== Dataset records

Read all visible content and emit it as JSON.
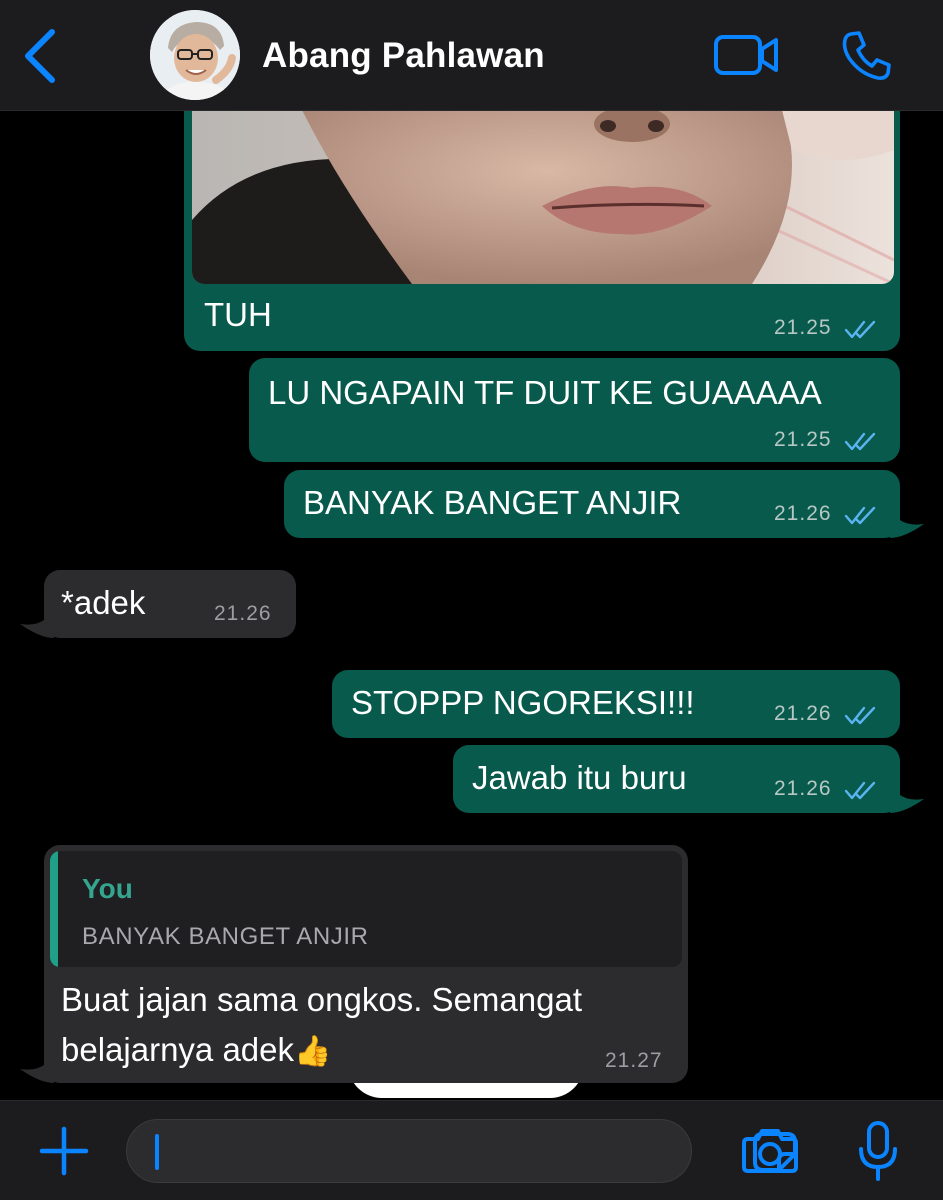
{
  "header": {
    "contact_name": "Abang Pahlawan",
    "icons": [
      "chevron-left-icon",
      "avatar",
      "video-camera-icon",
      "phone-icon"
    ],
    "accent_color": "#0a84ff"
  },
  "messages": [
    {
      "direction": "outgoing",
      "type": "image",
      "caption": "TUH",
      "time": "21.25",
      "status": "read"
    },
    {
      "direction": "outgoing",
      "text": "LU NGAPAIN TF DUIT KE GUAAAAA",
      "time": "21.25",
      "status": "read"
    },
    {
      "direction": "outgoing",
      "text": "BANYAK BANGET ANJIR",
      "time": "21.26",
      "status": "read"
    },
    {
      "direction": "incoming",
      "text": "*adek",
      "time": "21.26"
    },
    {
      "direction": "outgoing",
      "text": "STOPPP NGOREKSI!!!",
      "time": "21.26",
      "status": "read"
    },
    {
      "direction": "outgoing",
      "text": "Jawab itu buru",
      "time": "21.26",
      "status": "read"
    },
    {
      "direction": "incoming",
      "reply_to": {
        "author": "You",
        "text": "BANYAK BANGET ANJIR"
      },
      "text_line1": "Buat jajan sama ongkos. Semangat",
      "text_line2": "belajarnya adek",
      "emoji": "👍",
      "time": "21.27"
    }
  ],
  "input": {
    "value": "",
    "icons": [
      "plus-icon",
      "sticker-icon",
      "camera-icon",
      "microphone-icon"
    ]
  },
  "colors": {
    "outgoing_bubble": "#075a4c",
    "incoming_bubble": "#2c2c2e",
    "read_ticks": "#5ab4f0",
    "quote_author": "#34a58f"
  }
}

====

:: Exercise description ::
Copy every line of the data word for word, omitting the images.

:: Problem solution ::
Read all visible content and emit it as JSON.
{
  "header": {
    "contact_name": "Abang Pahlawan",
    "icons": [
      "chevron-left-icon",
      "avatar",
      "video-camera-icon",
      "phone-icon"
    ],
    "accent_color": "#0a84ff"
  },
  "messages": [
    {
      "direction": "outgoing",
      "type": "image",
      "caption": "TUH",
      "time": "21.25",
      "status": "read"
    },
    {
      "direction": "outgoing",
      "text": "LU NGAPAIN TF DUIT KE GUAAAAA",
      "time": "21.25",
      "status": "read"
    },
    {
      "direction": "outgoing",
      "text": "BANYAK BANGET ANJIR",
      "time": "21.26",
      "status": "read"
    },
    {
      "direction": "incoming",
      "text": "*adek",
      "time": "21.26"
    },
    {
      "direction": "outgoing",
      "text": "STOPPP NGOREKSI!!!",
      "time": "21.26",
      "status": "read"
    },
    {
      "direction": "outgoing",
      "text": "Jawab itu buru",
      "time": "21.26",
      "status": "read"
    },
    {
      "direction": "incoming",
      "reply_to": {
        "author": "You",
        "text": "BANYAK BANGET ANJIR"
      },
      "text_line1": "Buat jajan sama ongkos. Semangat",
      "text_line2": "belajarnya adek",
      "emoji": "👍",
      "time": "21.27"
    }
  ],
  "input": {
    "value": "",
    "icons": [
      "plus-icon",
      "sticker-icon",
      "camera-icon",
      "microphone-icon"
    ]
  },
  "colors": {
    "outgoing_bubble": "#075a4c",
    "incoming_bubble": "#2c2c2e",
    "read_ticks": "#5ab4f0",
    "quote_author": "#34a58f"
  }
}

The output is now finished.